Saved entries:
::::::::::
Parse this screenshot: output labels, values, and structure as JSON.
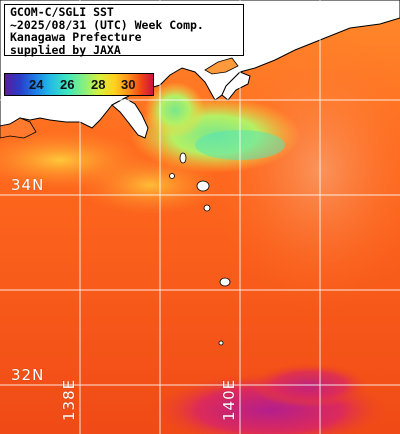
{
  "title": {
    "line1": "GCOM-C/SGLI SST",
    "line2": "~2025/08/31 (UTC) Week Comp.",
    "line3": "Kanagawa Prefecture",
    "line4": "supplied by JAXA"
  },
  "colorbar": {
    "ticks": [
      "24",
      "26",
      "28",
      "30"
    ],
    "unit_range": [
      23,
      31
    ]
  },
  "latitude_labels": [
    "34N",
    "32N"
  ],
  "longitude_labels": [
    "138E",
    "140E"
  ],
  "colors": {
    "land": "#ffffff",
    "warm_sea": "#ff6a1e",
    "hot_sea": "#f03e14",
    "cool_bay": "#a8f06a",
    "coastal_yellow": "#ffd23c",
    "very_hot_patch": "#b41e8c",
    "grid": "#ffffff",
    "coast_outline": "#000000"
  },
  "icons": [
    "land-mass",
    "island",
    "graticule"
  ]
}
::::::::::
Directions: Copy out the records above in full, exactly as written, but not the pictures.

Final result:
Parse this screenshot: output labels, values, and structure as JSON.
{
  "title": {
    "line1": "GCOM-C/SGLI SST",
    "line2": "~2025/08/31 (UTC) Week Comp.",
    "line3": "Kanagawa Prefecture",
    "line4": "supplied by JAXA"
  },
  "colorbar": {
    "ticks": [
      "24",
      "26",
      "28",
      "30"
    ],
    "unit_range": [
      23,
      31
    ]
  },
  "latitude_labels": [
    "34N",
    "32N"
  ],
  "longitude_labels": [
    "138E",
    "140E"
  ],
  "colors": {
    "land": "#ffffff",
    "warm_sea": "#ff6a1e",
    "hot_sea": "#f03e14",
    "cool_bay": "#a8f06a",
    "coastal_yellow": "#ffd23c",
    "very_hot_patch": "#b41e8c",
    "grid": "#ffffff",
    "coast_outline": "#000000"
  },
  "icons": [
    "land-mass",
    "island",
    "graticule"
  ]
}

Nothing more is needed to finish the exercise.